■ STORED ROWS:

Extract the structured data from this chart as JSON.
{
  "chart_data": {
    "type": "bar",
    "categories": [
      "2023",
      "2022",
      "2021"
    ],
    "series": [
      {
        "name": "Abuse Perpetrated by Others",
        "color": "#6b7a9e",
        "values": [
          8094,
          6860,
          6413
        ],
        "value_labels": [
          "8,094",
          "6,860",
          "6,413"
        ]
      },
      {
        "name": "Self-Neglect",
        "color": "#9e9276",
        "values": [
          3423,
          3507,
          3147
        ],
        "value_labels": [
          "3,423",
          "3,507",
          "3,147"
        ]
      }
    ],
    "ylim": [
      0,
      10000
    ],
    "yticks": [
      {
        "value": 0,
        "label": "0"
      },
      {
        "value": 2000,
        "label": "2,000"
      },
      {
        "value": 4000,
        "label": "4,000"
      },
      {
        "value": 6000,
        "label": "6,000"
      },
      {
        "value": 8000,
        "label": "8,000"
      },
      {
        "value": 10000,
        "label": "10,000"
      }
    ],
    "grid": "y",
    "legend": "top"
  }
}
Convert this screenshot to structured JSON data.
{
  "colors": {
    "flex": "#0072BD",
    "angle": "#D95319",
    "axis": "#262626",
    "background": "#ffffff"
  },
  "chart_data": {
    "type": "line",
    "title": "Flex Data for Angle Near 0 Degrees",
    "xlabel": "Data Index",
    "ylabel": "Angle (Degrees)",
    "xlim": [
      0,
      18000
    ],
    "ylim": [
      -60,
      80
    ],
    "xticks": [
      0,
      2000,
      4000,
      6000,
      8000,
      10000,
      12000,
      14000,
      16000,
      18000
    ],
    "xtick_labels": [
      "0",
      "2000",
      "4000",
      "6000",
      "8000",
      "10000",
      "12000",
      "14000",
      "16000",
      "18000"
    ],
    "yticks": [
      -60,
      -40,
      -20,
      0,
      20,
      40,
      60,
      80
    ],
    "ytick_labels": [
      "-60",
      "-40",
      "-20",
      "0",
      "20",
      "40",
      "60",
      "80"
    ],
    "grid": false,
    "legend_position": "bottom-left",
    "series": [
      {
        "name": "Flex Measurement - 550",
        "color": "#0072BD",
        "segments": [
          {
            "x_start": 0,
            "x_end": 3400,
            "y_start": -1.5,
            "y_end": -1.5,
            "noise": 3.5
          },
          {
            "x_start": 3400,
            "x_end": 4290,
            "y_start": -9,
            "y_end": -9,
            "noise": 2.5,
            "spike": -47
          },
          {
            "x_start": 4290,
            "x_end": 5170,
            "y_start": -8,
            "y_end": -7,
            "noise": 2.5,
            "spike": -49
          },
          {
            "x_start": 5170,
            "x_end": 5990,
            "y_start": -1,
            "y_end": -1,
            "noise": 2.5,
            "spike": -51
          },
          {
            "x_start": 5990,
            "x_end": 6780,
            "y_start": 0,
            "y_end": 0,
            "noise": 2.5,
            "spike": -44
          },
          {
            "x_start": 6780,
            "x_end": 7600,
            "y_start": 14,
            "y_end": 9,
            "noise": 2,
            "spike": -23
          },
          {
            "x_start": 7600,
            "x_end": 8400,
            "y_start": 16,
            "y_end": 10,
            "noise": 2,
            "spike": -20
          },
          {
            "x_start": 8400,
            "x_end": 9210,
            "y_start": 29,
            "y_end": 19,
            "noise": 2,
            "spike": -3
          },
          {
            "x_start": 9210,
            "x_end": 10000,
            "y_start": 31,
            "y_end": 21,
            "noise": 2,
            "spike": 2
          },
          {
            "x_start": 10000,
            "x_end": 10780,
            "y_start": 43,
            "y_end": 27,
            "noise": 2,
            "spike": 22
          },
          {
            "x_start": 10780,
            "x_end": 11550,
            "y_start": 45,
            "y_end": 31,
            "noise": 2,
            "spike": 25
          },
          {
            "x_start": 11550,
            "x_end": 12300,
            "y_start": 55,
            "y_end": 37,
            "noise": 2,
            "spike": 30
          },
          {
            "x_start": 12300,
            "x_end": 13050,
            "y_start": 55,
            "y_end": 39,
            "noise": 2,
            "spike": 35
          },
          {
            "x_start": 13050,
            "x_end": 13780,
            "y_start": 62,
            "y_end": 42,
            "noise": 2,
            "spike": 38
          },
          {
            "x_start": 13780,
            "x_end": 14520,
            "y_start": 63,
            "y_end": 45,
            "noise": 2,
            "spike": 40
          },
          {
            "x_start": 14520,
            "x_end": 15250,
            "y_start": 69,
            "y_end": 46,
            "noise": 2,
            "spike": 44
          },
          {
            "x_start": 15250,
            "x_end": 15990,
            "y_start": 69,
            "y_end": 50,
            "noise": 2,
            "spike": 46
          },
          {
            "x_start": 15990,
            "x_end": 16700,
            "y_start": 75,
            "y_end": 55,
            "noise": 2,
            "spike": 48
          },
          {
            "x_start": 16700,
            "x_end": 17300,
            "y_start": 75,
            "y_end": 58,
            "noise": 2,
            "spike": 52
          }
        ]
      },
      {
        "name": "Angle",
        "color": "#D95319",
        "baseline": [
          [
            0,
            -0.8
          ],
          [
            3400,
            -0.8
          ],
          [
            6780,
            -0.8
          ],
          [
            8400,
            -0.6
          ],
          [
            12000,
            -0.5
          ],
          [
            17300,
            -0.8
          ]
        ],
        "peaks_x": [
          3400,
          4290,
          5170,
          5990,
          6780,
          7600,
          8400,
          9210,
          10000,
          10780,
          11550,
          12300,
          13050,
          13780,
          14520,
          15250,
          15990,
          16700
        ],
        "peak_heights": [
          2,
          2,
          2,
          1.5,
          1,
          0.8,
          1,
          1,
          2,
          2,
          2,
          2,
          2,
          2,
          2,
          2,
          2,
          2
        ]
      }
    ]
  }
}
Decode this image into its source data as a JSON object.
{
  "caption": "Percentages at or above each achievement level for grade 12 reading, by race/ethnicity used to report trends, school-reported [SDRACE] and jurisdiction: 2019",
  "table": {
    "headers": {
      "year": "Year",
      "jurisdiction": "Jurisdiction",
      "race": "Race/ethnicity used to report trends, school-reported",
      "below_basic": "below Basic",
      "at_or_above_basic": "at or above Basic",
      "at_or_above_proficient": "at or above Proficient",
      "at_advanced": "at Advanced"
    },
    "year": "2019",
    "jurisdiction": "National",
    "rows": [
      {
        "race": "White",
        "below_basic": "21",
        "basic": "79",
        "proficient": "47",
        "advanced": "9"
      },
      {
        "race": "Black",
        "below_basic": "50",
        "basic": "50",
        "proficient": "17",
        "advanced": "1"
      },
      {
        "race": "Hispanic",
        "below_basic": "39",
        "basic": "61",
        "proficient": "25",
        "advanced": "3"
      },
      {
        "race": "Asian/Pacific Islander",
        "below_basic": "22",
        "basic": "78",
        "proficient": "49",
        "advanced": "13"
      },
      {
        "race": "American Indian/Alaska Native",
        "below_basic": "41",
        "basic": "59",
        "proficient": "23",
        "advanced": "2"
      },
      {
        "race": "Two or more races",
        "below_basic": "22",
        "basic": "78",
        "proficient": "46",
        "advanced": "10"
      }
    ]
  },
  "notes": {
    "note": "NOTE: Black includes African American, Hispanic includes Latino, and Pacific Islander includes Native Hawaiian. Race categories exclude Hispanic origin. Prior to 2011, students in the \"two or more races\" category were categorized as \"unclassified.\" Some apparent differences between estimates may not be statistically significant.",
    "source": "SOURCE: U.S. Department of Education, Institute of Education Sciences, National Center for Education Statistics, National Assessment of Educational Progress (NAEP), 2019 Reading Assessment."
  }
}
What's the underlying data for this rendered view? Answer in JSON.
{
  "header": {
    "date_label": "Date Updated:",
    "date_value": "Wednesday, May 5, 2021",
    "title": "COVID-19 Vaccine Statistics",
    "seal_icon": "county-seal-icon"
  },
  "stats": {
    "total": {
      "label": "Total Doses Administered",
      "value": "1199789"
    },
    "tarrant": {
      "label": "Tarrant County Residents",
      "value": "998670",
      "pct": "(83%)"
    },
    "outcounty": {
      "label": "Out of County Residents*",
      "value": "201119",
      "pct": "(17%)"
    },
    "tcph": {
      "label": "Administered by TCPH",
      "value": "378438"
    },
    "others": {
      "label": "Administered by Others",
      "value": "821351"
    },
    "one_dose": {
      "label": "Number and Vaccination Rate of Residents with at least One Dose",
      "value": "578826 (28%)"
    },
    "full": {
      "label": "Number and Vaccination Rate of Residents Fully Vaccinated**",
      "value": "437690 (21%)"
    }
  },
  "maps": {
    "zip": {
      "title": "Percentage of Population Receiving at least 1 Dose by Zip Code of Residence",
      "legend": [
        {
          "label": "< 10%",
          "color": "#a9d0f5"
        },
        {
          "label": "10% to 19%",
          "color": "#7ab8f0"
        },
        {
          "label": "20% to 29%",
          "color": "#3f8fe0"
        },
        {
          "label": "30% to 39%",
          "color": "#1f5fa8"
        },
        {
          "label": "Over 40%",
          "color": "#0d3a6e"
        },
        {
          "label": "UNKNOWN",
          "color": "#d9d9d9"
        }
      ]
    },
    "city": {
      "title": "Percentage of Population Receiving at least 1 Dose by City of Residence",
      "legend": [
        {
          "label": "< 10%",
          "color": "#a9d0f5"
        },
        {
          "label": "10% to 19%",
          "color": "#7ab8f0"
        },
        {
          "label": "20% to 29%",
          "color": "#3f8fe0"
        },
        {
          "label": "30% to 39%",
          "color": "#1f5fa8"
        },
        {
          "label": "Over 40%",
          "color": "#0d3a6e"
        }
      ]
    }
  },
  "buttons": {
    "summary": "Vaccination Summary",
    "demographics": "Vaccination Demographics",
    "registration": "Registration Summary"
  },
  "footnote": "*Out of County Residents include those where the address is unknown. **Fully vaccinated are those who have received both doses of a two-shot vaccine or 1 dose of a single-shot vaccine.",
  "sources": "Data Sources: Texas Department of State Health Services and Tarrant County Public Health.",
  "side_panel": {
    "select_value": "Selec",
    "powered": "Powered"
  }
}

■ STATED GOAL:
Within the material above, find the lines that contain the word "ethnicity"; copy them.

■ OUTPUT:
  "caption": "Percentages at or above each achievement level for grade 12 reading, by race/ethnicity used to report trends, school-reported [SDRACE] and jurisdiction: 2019",
      "race": "Race/ethnicity used to report trends, school-reported",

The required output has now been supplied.